| SHORT EXERCISE |
Every record below should be written out exactly; pictures stay out.

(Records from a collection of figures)
# # # # # # #

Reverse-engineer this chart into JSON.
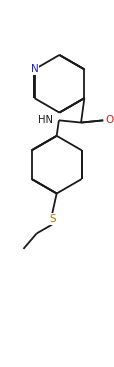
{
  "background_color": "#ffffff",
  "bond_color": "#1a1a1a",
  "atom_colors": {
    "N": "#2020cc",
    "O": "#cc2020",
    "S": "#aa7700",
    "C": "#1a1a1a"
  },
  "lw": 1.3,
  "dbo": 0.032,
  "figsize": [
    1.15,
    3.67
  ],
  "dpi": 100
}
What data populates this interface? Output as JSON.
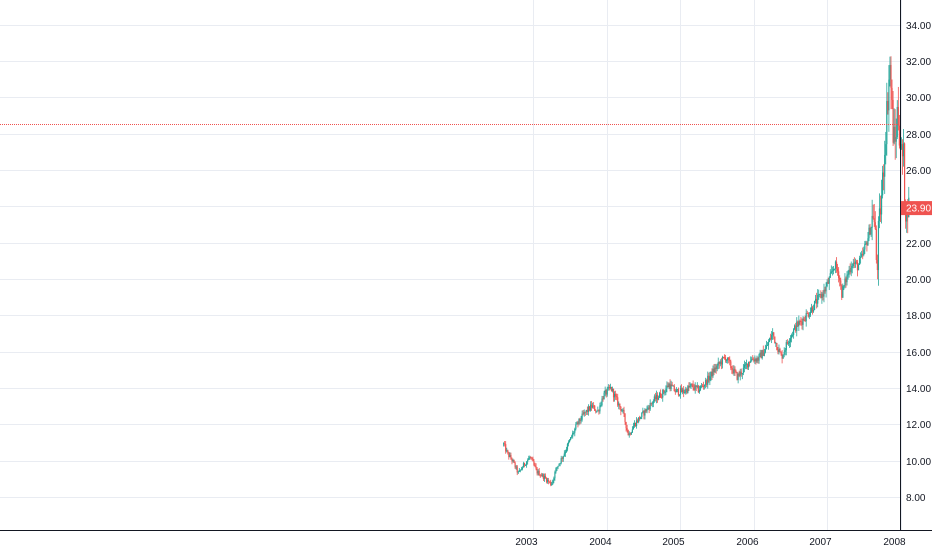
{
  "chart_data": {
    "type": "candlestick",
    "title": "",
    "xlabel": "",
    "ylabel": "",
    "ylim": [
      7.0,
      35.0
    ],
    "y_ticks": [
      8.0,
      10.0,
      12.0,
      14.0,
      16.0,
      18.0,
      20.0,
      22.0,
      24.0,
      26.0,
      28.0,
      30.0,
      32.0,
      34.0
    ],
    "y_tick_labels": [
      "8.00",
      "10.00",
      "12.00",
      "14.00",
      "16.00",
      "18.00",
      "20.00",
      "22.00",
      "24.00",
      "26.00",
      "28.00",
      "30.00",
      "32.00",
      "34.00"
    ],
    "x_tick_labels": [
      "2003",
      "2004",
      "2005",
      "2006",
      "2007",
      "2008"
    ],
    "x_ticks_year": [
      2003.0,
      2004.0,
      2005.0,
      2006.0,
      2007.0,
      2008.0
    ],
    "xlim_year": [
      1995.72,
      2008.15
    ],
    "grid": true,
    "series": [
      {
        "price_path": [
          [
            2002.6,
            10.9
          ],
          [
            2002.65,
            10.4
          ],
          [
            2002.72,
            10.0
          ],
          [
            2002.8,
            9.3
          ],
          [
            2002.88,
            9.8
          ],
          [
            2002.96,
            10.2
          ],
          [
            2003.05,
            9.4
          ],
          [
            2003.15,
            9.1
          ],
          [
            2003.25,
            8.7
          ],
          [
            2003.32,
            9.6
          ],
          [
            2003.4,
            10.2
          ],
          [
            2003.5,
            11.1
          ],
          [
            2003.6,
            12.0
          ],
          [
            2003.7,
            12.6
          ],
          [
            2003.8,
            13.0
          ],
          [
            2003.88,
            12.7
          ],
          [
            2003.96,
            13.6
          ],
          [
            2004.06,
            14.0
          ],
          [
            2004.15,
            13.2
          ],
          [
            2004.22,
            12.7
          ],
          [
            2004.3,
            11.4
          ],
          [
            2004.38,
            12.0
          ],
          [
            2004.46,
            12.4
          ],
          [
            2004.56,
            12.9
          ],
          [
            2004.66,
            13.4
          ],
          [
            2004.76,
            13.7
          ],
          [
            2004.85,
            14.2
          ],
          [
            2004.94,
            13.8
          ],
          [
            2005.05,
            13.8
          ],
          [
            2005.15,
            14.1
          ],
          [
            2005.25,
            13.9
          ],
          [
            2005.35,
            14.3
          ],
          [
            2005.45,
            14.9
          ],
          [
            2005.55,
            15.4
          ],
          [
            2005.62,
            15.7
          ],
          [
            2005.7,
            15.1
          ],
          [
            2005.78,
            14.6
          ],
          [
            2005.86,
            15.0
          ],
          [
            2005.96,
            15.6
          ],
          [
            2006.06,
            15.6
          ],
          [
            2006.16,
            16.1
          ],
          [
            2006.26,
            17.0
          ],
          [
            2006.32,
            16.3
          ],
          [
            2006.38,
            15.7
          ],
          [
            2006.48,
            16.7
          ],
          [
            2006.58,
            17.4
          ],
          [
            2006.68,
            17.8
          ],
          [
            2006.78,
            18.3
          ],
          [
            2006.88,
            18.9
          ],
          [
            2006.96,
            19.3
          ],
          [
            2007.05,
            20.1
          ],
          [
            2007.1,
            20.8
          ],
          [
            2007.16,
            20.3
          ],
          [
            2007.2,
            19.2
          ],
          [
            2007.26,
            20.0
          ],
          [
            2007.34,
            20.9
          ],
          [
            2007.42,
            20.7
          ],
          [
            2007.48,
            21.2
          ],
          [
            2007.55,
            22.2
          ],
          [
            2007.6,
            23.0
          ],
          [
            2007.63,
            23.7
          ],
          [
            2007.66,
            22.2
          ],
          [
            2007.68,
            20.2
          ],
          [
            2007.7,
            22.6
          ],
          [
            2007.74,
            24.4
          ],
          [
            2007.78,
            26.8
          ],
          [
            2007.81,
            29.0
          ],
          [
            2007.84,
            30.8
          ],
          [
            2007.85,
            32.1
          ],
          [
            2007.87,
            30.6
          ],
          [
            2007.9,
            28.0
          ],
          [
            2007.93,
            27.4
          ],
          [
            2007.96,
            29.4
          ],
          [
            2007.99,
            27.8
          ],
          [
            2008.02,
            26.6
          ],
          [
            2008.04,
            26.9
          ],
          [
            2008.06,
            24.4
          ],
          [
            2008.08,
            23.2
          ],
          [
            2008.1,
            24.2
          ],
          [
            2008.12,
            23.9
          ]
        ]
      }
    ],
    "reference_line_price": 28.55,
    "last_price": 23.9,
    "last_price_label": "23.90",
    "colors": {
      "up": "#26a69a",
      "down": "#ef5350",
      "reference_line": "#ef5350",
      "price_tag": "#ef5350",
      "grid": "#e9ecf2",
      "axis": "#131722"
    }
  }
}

# # # # # # #

| RESPONSE TO THE TASK |
Reverse-engineer this chart into JSON.
{
  "background_color": "#ffffff",
  "bond_color": "#1a1a1a",
  "atom_colors": {
    "N": "#2020cc",
    "O": "#cc2020",
    "S": "#aa7700",
    "C": "#1a1a1a"
  },
  "lw": 1.3,
  "dbo": 0.032,
  "figsize": [
    1.15,
    3.67
  ],
  "dpi": 100
}
What data populates this interface? Output as JSON.
{
  "chart_data": {
    "type": "candlestick",
    "title": "",
    "xlabel": "",
    "ylabel": "",
    "ylim": [
      7.0,
      35.0
    ],
    "y_ticks": [
      8.0,
      10.0,
      12.0,
      14.0,
      16.0,
      18.0,
      20.0,
      22.0,
      24.0,
      26.0,
      28.0,
      30.0,
      32.0,
      34.0
    ],
    "y_tick_labels": [
      "8.00",
      "10.00",
      "12.00",
      "14.00",
      "16.00",
      "18.00",
      "20.00",
      "22.00",
      "24.00",
      "26.00",
      "28.00",
      "30.00",
      "32.00",
      "34.00"
    ],
    "x_tick_labels": [
      "2003",
      "2004",
      "2005",
      "2006",
      "2007",
      "2008"
    ],
    "x_ticks_year": [
      2003.0,
      2004.0,
      2005.0,
      2006.0,
      2007.0,
      2008.0
    ],
    "xlim_year": [
      1995.72,
      2008.15
    ],
    "grid": true,
    "series": [
      {
        "price_path": [
          [
            2002.6,
            10.9
          ],
          [
            2002.65,
            10.4
          ],
          [
            2002.72,
            10.0
          ],
          [
            2002.8,
            9.3
          ],
          [
            2002.88,
            9.8
          ],
          [
            2002.96,
            10.2
          ],
          [
            2003.05,
            9.4
          ],
          [
            2003.15,
            9.1
          ],
          [
            2003.25,
            8.7
          ],
          [
            2003.32,
            9.6
          ],
          [
            2003.4,
            10.2
          ],
          [
            2003.5,
            11.1
          ],
          [
            2003.6,
            12.0
          ],
          [
            2003.7,
            12.6
          ],
          [
            2003.8,
            13.0
          ],
          [
            2003.88,
            12.7
          ],
          [
            2003.96,
            13.6
          ],
          [
            2004.06,
            14.0
          ],
          [
            2004.15,
            13.2
          ],
          [
            2004.22,
            12.7
          ],
          [
            2004.3,
            11.4
          ],
          [
            2004.38,
            12.0
          ],
          [
            2004.46,
            12.4
          ],
          [
            2004.56,
            12.9
          ],
          [
            2004.66,
            13.4
          ],
          [
            2004.76,
            13.7
          ],
          [
            2004.85,
            14.2
          ],
          [
            2004.94,
            13.8
          ],
          [
            2005.05,
            13.8
          ],
          [
            2005.15,
            14.1
          ],
          [
            2005.25,
            13.9
          ],
          [
            2005.35,
            14.3
          ],
          [
            2005.45,
            14.9
          ],
          [
            2005.55,
            15.4
          ],
          [
            2005.62,
            15.7
          ],
          [
            2005.7,
            15.1
          ],
          [
            2005.78,
            14.6
          ],
          [
            2005.86,
            15.0
          ],
          [
            2005.96,
            15.6
          ],
          [
            2006.06,
            15.6
          ],
          [
            2006.16,
            16.1
          ],
          [
            2006.26,
            17.0
          ],
          [
            2006.32,
            16.3
          ],
          [
            2006.38,
            15.7
          ],
          [
            2006.48,
            16.7
          ],
          [
            2006.58,
            17.4
          ],
          [
            2006.68,
            17.8
          ],
          [
            2006.78,
            18.3
          ],
          [
            2006.88,
            18.9
          ],
          [
            2006.96,
            19.3
          ],
          [
            2007.05,
            20.1
          ],
          [
            2007.1,
            20.8
          ],
          [
            2007.16,
            20.3
          ],
          [
            2007.2,
            19.2
          ],
          [
            2007.26,
            20.0
          ],
          [
            2007.34,
            20.9
          ],
          [
            2007.42,
            20.7
          ],
          [
            2007.48,
            21.2
          ],
          [
            2007.55,
            22.2
          ],
          [
            2007.6,
            23.0
          ],
          [
            2007.63,
            23.7
          ],
          [
            2007.66,
            22.2
          ],
          [
            2007.68,
            20.2
          ],
          [
            2007.7,
            22.6
          ],
          [
            2007.74,
            24.4
          ],
          [
            2007.78,
            26.8
          ],
          [
            2007.81,
            29.0
          ],
          [
            2007.84,
            30.8
          ],
          [
            2007.85,
            32.1
          ],
          [
            2007.87,
            30.6
          ],
          [
            2007.9,
            28.0
          ],
          [
            2007.93,
            27.4
          ],
          [
            2007.96,
            29.4
          ],
          [
            2007.99,
            27.8
          ],
          [
            2008.02,
            26.6
          ],
          [
            2008.04,
            26.9
          ],
          [
            2008.06,
            24.4
          ],
          [
            2008.08,
            23.2
          ],
          [
            2008.1,
            24.2
          ],
          [
            2008.12,
            23.9
          ]
        ]
      }
    ],
    "reference_line_price": 28.55,
    "last_price": 23.9,
    "last_price_label": "23.90",
    "colors": {
      "up": "#26a69a",
      "down": "#ef5350",
      "reference_line": "#ef5350",
      "price_tag": "#ef5350",
      "grid": "#e9ecf2",
      "axis": "#131722"
    }
  }
}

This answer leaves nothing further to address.